**EXERCISE DESCRIPTION:** In the records below, pick out all lines containing the word "background".

[Records about charts and figures]

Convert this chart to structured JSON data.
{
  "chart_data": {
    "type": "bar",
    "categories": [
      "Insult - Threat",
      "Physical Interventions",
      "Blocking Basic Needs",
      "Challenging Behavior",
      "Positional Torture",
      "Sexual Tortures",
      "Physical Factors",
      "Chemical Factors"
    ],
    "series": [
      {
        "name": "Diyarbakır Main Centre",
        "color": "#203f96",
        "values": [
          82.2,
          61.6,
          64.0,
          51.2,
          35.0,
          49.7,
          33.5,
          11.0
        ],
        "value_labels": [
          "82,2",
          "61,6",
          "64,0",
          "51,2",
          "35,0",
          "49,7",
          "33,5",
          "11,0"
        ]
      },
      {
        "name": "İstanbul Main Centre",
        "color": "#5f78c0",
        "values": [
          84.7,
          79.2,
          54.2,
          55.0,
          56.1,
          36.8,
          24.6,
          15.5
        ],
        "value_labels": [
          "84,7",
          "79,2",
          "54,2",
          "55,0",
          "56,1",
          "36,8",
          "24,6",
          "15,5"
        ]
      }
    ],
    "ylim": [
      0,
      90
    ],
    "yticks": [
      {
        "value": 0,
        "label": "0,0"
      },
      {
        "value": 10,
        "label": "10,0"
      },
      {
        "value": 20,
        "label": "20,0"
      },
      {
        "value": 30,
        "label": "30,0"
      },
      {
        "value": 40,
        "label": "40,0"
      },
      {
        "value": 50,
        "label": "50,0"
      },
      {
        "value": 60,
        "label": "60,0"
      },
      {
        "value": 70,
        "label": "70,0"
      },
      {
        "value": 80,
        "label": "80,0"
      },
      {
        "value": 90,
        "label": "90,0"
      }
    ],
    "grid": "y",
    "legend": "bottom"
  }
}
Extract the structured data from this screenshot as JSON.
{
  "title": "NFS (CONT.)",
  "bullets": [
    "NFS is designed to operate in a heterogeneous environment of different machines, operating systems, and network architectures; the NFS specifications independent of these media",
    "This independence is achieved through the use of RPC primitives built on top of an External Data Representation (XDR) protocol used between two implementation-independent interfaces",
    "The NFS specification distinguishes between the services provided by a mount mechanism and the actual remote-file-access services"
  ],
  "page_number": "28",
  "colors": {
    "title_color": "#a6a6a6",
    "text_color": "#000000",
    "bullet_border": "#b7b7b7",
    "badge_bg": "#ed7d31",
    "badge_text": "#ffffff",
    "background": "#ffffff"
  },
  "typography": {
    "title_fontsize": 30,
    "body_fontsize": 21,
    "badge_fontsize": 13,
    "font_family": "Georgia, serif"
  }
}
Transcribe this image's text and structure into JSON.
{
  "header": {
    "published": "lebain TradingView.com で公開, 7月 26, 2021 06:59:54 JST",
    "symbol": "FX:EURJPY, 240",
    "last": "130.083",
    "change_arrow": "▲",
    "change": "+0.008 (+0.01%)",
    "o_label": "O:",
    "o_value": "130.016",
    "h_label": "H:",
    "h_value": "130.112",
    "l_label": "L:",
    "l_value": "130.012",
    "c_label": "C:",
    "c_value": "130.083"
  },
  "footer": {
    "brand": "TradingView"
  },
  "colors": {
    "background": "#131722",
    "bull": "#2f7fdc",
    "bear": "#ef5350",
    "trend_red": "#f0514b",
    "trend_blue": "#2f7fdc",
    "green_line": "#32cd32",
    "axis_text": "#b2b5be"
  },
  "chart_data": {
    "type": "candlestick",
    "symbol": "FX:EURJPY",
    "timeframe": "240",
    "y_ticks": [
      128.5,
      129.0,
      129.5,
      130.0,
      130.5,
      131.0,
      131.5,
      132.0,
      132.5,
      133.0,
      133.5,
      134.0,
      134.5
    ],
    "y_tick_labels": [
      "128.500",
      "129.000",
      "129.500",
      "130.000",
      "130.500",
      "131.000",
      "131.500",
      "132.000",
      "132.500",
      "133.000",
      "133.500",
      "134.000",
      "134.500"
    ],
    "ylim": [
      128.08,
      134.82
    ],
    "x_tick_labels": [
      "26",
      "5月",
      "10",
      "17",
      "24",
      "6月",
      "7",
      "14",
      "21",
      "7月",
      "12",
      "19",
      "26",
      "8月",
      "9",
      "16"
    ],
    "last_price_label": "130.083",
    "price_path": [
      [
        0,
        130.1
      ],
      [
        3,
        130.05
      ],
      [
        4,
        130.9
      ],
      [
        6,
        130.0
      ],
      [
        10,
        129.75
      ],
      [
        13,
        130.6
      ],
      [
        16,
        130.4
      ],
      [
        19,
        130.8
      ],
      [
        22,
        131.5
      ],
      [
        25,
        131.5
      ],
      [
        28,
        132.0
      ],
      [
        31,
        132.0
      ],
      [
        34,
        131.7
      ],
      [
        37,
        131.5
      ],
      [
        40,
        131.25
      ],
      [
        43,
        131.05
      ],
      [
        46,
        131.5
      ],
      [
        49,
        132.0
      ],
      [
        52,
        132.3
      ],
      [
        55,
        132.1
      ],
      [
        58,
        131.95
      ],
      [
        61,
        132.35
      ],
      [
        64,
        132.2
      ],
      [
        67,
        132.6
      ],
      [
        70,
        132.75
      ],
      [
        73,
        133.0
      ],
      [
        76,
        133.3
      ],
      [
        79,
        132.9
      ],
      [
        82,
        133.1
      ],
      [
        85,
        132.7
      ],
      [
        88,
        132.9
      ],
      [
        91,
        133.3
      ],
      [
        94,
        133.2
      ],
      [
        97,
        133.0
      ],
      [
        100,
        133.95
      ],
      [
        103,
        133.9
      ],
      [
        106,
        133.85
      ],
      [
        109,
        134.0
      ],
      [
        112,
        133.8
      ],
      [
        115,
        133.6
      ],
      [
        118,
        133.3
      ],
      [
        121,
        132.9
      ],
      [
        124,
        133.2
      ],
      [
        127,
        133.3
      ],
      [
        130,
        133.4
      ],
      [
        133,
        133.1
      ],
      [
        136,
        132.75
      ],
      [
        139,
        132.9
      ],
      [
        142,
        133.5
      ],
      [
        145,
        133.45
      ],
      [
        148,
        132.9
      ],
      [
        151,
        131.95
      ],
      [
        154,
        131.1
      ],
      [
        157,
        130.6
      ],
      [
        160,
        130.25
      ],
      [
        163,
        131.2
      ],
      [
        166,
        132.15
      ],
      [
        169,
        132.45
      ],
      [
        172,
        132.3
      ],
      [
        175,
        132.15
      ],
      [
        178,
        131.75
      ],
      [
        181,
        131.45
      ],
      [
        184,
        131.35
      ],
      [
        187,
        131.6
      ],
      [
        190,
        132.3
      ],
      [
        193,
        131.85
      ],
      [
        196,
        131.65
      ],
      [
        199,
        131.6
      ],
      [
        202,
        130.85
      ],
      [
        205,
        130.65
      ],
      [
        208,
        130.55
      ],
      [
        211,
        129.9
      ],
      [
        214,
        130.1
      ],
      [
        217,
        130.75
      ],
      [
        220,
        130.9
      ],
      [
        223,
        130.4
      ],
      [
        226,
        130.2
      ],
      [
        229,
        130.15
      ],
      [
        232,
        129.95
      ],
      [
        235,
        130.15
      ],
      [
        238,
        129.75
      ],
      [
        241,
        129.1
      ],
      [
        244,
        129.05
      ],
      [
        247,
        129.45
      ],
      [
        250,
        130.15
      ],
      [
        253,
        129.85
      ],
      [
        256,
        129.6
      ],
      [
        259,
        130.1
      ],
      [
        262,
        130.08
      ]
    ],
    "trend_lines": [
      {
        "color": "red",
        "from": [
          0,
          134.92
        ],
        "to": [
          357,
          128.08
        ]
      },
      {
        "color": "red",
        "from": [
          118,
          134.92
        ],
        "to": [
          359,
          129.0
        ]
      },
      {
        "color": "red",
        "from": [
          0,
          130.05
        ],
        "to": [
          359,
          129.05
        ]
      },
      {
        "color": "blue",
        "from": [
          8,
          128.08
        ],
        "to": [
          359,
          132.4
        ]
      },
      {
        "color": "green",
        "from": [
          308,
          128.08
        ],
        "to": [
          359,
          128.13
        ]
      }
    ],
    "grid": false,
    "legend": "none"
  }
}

**EXERCISE ANSWER:**
    "background": "#ffffff"
    "background": "#131722",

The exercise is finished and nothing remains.